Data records

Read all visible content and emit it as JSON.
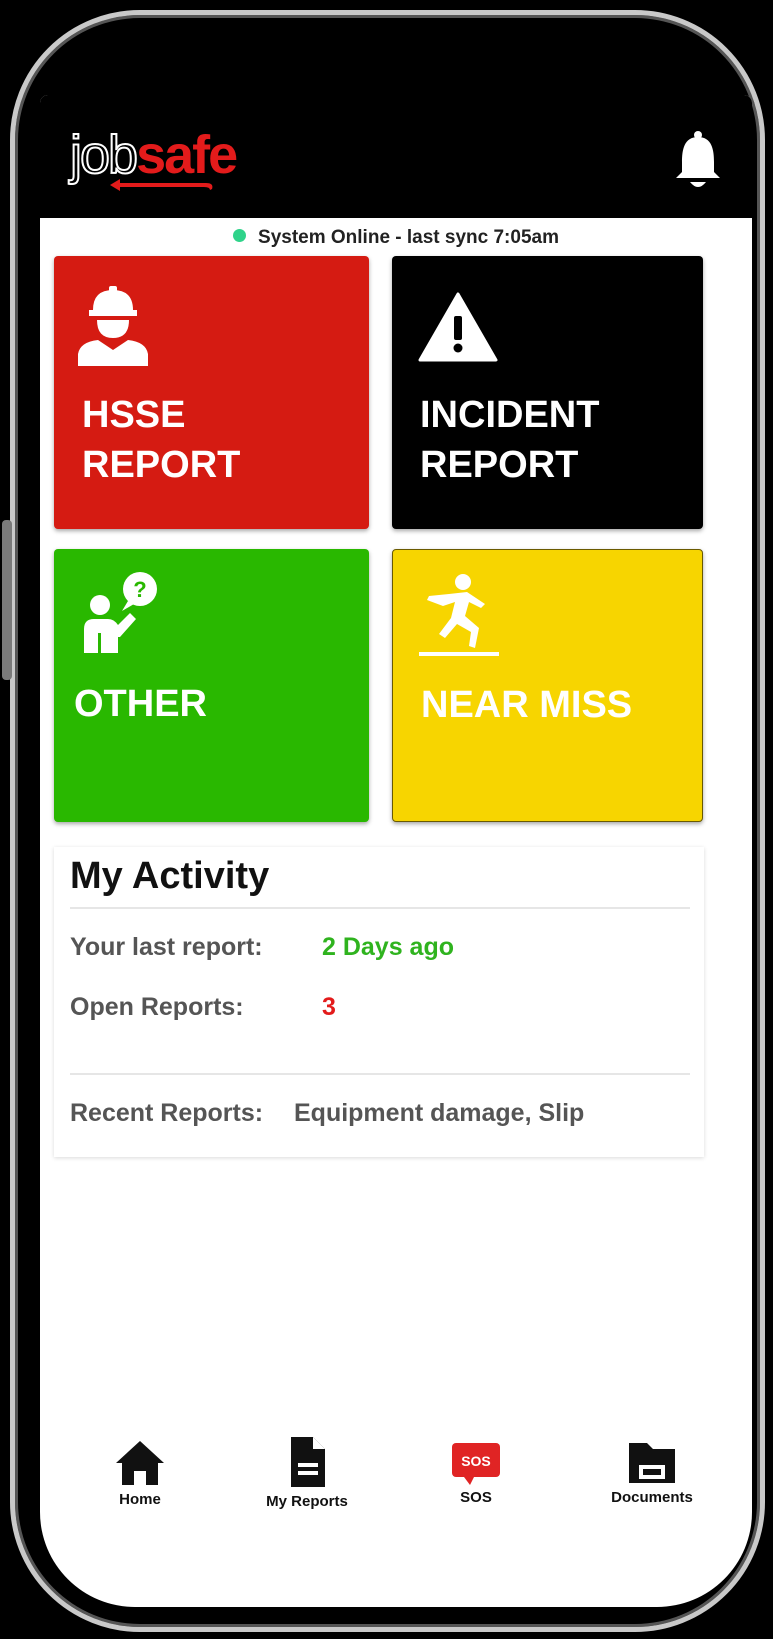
{
  "app": {
    "logo_job": "job",
    "logo_safe": "safe",
    "brand_red": "#e31b1b"
  },
  "header": {
    "bell_icon": "bell-icon"
  },
  "status": {
    "text": "System Online - last sync 7:05am",
    "dot_color": "#2fd38a"
  },
  "tiles": [
    {
      "label": "HSSE\nREPORT",
      "icon": "construction-worker-icon",
      "color": "#d51b12"
    },
    {
      "label": "INCIDENT\nREPORT",
      "icon": "warning-triangle-icon",
      "color": "#000000"
    },
    {
      "label": "OTHER",
      "icon": "person-question-icon",
      "color": "#29b800"
    },
    {
      "label": "NEAR MISS",
      "icon": "slip-fall-icon",
      "color": "#f7d500"
    }
  ],
  "activity": {
    "title": "My Activity",
    "last_report_label": "Your last report:",
    "last_report_value": "2 Days ago",
    "last_report_color": "#2fb31e",
    "open_reports_label": "Open Reports:",
    "open_reports_value": "3",
    "open_reports_color": "#e31b1b",
    "recent_label": "Recent Reports:",
    "recent_value": "Equipment damage, Slip"
  },
  "nav": [
    {
      "label": "Home",
      "icon": "home-icon"
    },
    {
      "label": "My Reports",
      "icon": "document-icon"
    },
    {
      "label": "SOS",
      "icon": "sos-icon",
      "badge": "SOS"
    },
    {
      "label": "Documents",
      "icon": "folder-icon"
    }
  ]
}
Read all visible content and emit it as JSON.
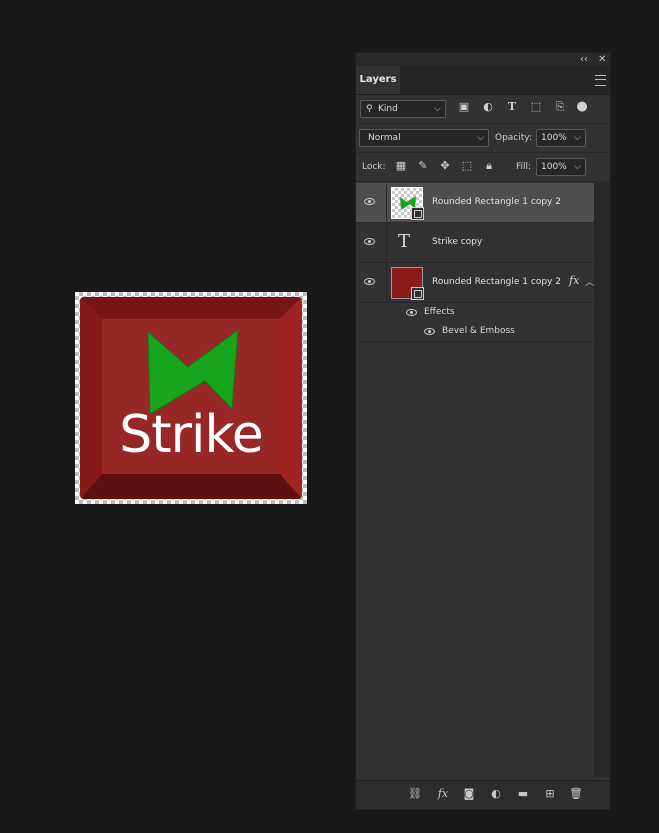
{
  "canvas": {
    "text": "Strike",
    "colors": {
      "key": "#8f1f1f",
      "face": "#982828",
      "bolt": "#17a51e",
      "text": "#ffffff"
    }
  },
  "panel": {
    "top_controls": {
      "collapse": "‹‹",
      "close": "✕"
    },
    "tab": "Layers",
    "filter": {
      "kind_label": "Kind",
      "icons": [
        "image-filter-icon",
        "adjustment-filter-icon",
        "type-filter-icon",
        "shape-filter-icon",
        "smart-object-filter-icon",
        "filter-toggle-icon"
      ]
    },
    "blend": {
      "mode": "Normal",
      "opacity_label": "Opacity:",
      "opacity_value": "100%"
    },
    "lock": {
      "label": "Lock:",
      "icons": [
        "lock-transparent-icon",
        "lock-paint-icon",
        "lock-position-icon",
        "lock-artboard-icon",
        "lock-all-icon"
      ],
      "fill_label": "Fill:",
      "fill_value": "100%"
    },
    "layers": [
      {
        "name": "Rounded Rectangle 1 copy 2",
        "type": "smart-object",
        "selected": true
      },
      {
        "name": "Strike copy",
        "type": "text",
        "selected": false
      },
      {
        "name": "Rounded Rectangle 1 copy 2",
        "type": "smart-object",
        "selected": false,
        "fx": "fx",
        "effects": {
          "label": "Effects",
          "items": [
            "Bevel & Emboss"
          ]
        }
      }
    ],
    "footer_icons": [
      "link-layers-icon",
      "add-style-icon",
      "add-mask-icon",
      "adjustment-layer-icon",
      "new-group-icon",
      "new-layer-icon",
      "delete-layer-icon"
    ]
  }
}
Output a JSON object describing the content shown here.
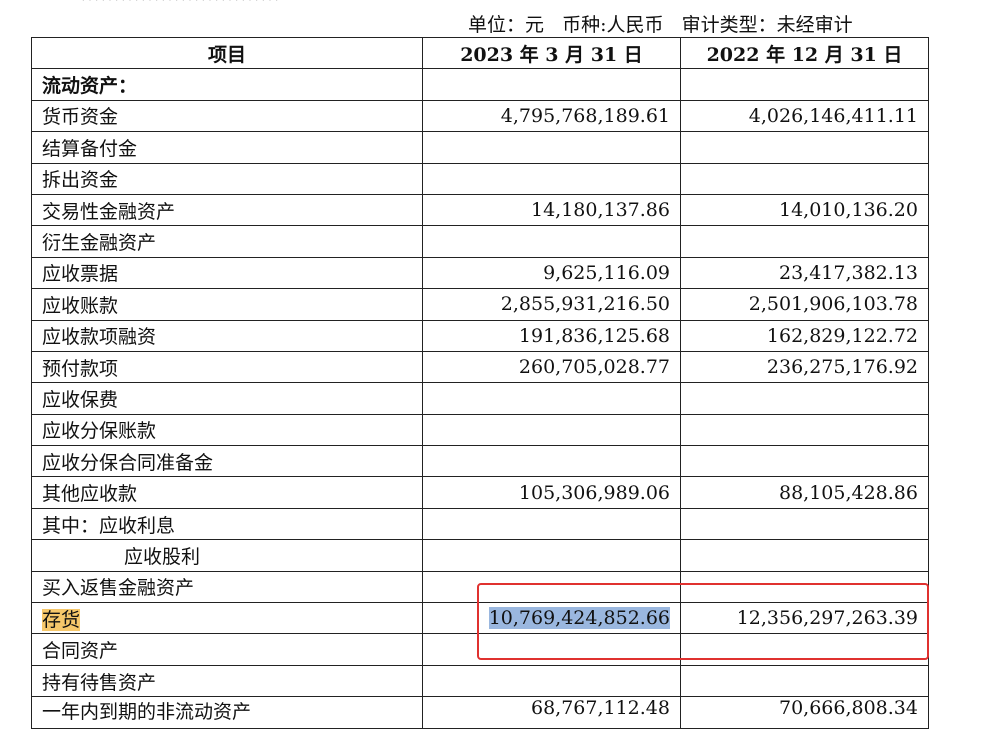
{
  "header": {
    "top_partial": "…………………………",
    "unit_line": "单位：元   币种:人民币   审计类型：未经审计"
  },
  "columns": [
    "项目",
    "2023 年 3 月 31 日",
    "2022 年 12 月 31 日"
  ],
  "rows": [
    {
      "item": "流动资产：",
      "v2023": "",
      "v2022": ""
    },
    {
      "item": "货币资金",
      "v2023": "4,795,768,189.61",
      "v2022": "4,026,146,411.11"
    },
    {
      "item": "结算备付金",
      "v2023": "",
      "v2022": ""
    },
    {
      "item": "拆出资金",
      "v2023": "",
      "v2022": ""
    },
    {
      "item": "交易性金融资产",
      "v2023": "14,180,137.86",
      "v2022": "14,010,136.20"
    },
    {
      "item": "衍生金融资产",
      "v2023": "",
      "v2022": ""
    },
    {
      "item": "应收票据",
      "v2023": "9,625,116.09",
      "v2022": "23,417,382.13"
    },
    {
      "item": "应收账款",
      "v2023": "2,855,931,216.50",
      "v2022": "2,501,906,103.78"
    },
    {
      "item": "应收款项融资",
      "v2023": "191,836,125.68",
      "v2022": "162,829,122.72"
    },
    {
      "item": "预付款项",
      "v2023": "260,705,028.77",
      "v2022": "236,275,176.92"
    },
    {
      "item": "应收保费",
      "v2023": "",
      "v2022": ""
    },
    {
      "item": "应收分保账款",
      "v2023": "",
      "v2022": ""
    },
    {
      "item": "应收分保合同准备金",
      "v2023": "",
      "v2022": ""
    },
    {
      "item": "其他应收款",
      "v2023": "105,306,989.06",
      "v2022": "88,105,428.86"
    },
    {
      "item": "其中：应收利息",
      "v2023": "",
      "v2022": ""
    },
    {
      "item": "应收股利",
      "v2023": "",
      "v2022": ""
    },
    {
      "item": "买入返售金融资产",
      "v2023": "",
      "v2022": ""
    },
    {
      "item": "存货",
      "v2023": "10,769,424,852.66",
      "v2022": "12,356,297,263.39"
    },
    {
      "item": "合同资产",
      "v2023": "",
      "v2022": ""
    },
    {
      "item": "持有待售资产",
      "v2023": "",
      "v2022": ""
    },
    {
      "item": "一年内到期的非流动资产",
      "v2023": "68,767,112.48",
      "v2022": "70,666,808.34"
    }
  ],
  "highlight_color_label": "#f7c86b",
  "highlight_color_value": "#9ab7df",
  "annotation_box_color": "#e0312f"
}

Objective: Restate every record exactly, please; do not copy the pictures.

Exercise result:
Read all visible content and emit it as JSON.
{
  "app": {
    "logo_job": "job",
    "logo_safe": "safe",
    "brand_red": "#e31b1b"
  },
  "header": {
    "bell_icon": "bell-icon"
  },
  "status": {
    "text": "System Online - last sync 7:05am",
    "dot_color": "#2fd38a"
  },
  "tiles": [
    {
      "label": "HSSE\nREPORT",
      "icon": "construction-worker-icon",
      "color": "#d51b12"
    },
    {
      "label": "INCIDENT\nREPORT",
      "icon": "warning-triangle-icon",
      "color": "#000000"
    },
    {
      "label": "OTHER",
      "icon": "person-question-icon",
      "color": "#29b800"
    },
    {
      "label": "NEAR MISS",
      "icon": "slip-fall-icon",
      "color": "#f7d500"
    }
  ],
  "activity": {
    "title": "My Activity",
    "last_report_label": "Your last report:",
    "last_report_value": "2 Days ago",
    "last_report_color": "#2fb31e",
    "open_reports_label": "Open Reports:",
    "open_reports_value": "3",
    "open_reports_color": "#e31b1b",
    "recent_label": "Recent Reports:",
    "recent_value": "Equipment damage, Slip"
  },
  "nav": [
    {
      "label": "Home",
      "icon": "home-icon"
    },
    {
      "label": "My Reports",
      "icon": "document-icon"
    },
    {
      "label": "SOS",
      "icon": "sos-icon",
      "badge": "SOS"
    },
    {
      "label": "Documents",
      "icon": "folder-icon"
    }
  ]
}
Read all visible content and emit it as JSON.
{
  "canvas": {
    "text": "Strike",
    "colors": {
      "key": "#8f1f1f",
      "face": "#982828",
      "bolt": "#17a51e",
      "text": "#ffffff"
    }
  },
  "panel": {
    "top_controls": {
      "collapse": "‹‹",
      "close": "✕"
    },
    "tab": "Layers",
    "filter": {
      "kind_label": "Kind",
      "icons": [
        "image-filter-icon",
        "adjustment-filter-icon",
        "type-filter-icon",
        "shape-filter-icon",
        "smart-object-filter-icon",
        "filter-toggle-icon"
      ]
    },
    "blend": {
      "mode": "Normal",
      "opacity_label": "Opacity:",
      "opacity_value": "100%"
    },
    "lock": {
      "label": "Lock:",
      "icons": [
        "lock-transparent-icon",
        "lock-paint-icon",
        "lock-position-icon",
        "lock-artboard-icon",
        "lock-all-icon"
      ],
      "fill_label": "Fill:",
      "fill_value": "100%"
    },
    "layers": [
      {
        "name": "Rounded Rectangle 1 copy 2",
        "type": "smart-object",
        "selected": true
      },
      {
        "name": "Strike copy",
        "type": "text",
        "selected": false
      },
      {
        "name": "Rounded Rectangle 1 copy 2",
        "type": "smart-object",
        "selected": false,
        "fx": "fx",
        "effects": {
          "label": "Effects",
          "items": [
            "Bevel & Emboss"
          ]
        }
      }
    ],
    "footer_icons": [
      "link-layers-icon",
      "add-style-icon",
      "add-mask-icon",
      "adjustment-layer-icon",
      "new-group-icon",
      "new-layer-icon",
      "delete-layer-icon"
    ]
  }
}
Output a JSON object describing the content shown here.
{
  "header": {
    "top_partial": "…………………………",
    "unit_line": "单位：元   币种:人民币   审计类型：未经审计"
  },
  "columns": [
    "项目",
    "2023 年 3 月 31 日",
    "2022 年 12 月 31 日"
  ],
  "rows": [
    {
      "item": "流动资产：",
      "v2023": "",
      "v2022": ""
    },
    {
      "item": "货币资金",
      "v2023": "4,795,768,189.61",
      "v2022": "4,026,146,411.11"
    },
    {
      "item": "结算备付金",
      "v2023": "",
      "v2022": ""
    },
    {
      "item": "拆出资金",
      "v2023": "",
      "v2022": ""
    },
    {
      "item": "交易性金融资产",
      "v2023": "14,180,137.86",
      "v2022": "14,010,136.20"
    },
    {
      "item": "衍生金融资产",
      "v2023": "",
      "v2022": ""
    },
    {
      "item": "应收票据",
      "v2023": "9,625,116.09",
      "v2022": "23,417,382.13"
    },
    {
      "item": "应收账款",
      "v2023": "2,855,931,216.50",
      "v2022": "2,501,906,103.78"
    },
    {
      "item": "应收款项融资",
      "v2023": "191,836,125.68",
      "v2022": "162,829,122.72"
    },
    {
      "item": "预付款项",
      "v2023": "260,705,028.77",
      "v2022": "236,275,176.92"
    },
    {
      "item": "应收保费",
      "v2023": "",
      "v2022": ""
    },
    {
      "item": "应收分保账款",
      "v2023": "",
      "v2022": ""
    },
    {
      "item": "应收分保合同准备金",
      "v2023": "",
      "v2022": ""
    },
    {
      "item": "其他应收款",
      "v2023": "105,306,989.06",
      "v2022": "88,105,428.86"
    },
    {
      "item": "其中：应收利息",
      "v2023": "",
      "v2022": ""
    },
    {
      "item": "应收股利",
      "v2023": "",
      "v2022": ""
    },
    {
      "item": "买入返售金融资产",
      "v2023": "",
      "v2022": ""
    },
    {
      "item": "存货",
      "v2023": "10,769,424,852.66",
      "v2022": "12,356,297,263.39"
    },
    {
      "item": "合同资产",
      "v2023": "",
      "v2022": ""
    },
    {
      "item": "持有待售资产",
      "v2023": "",
      "v2022": ""
    },
    {
      "item": "一年内到期的非流动资产",
      "v2023": "68,767,112.48",
      "v2022": "70,666,808.34"
    }
  ],
  "highlight_color_label": "#f7c86b",
  "highlight_color_value": "#9ab7df",
  "annotation_box_color": "#e0312f"
}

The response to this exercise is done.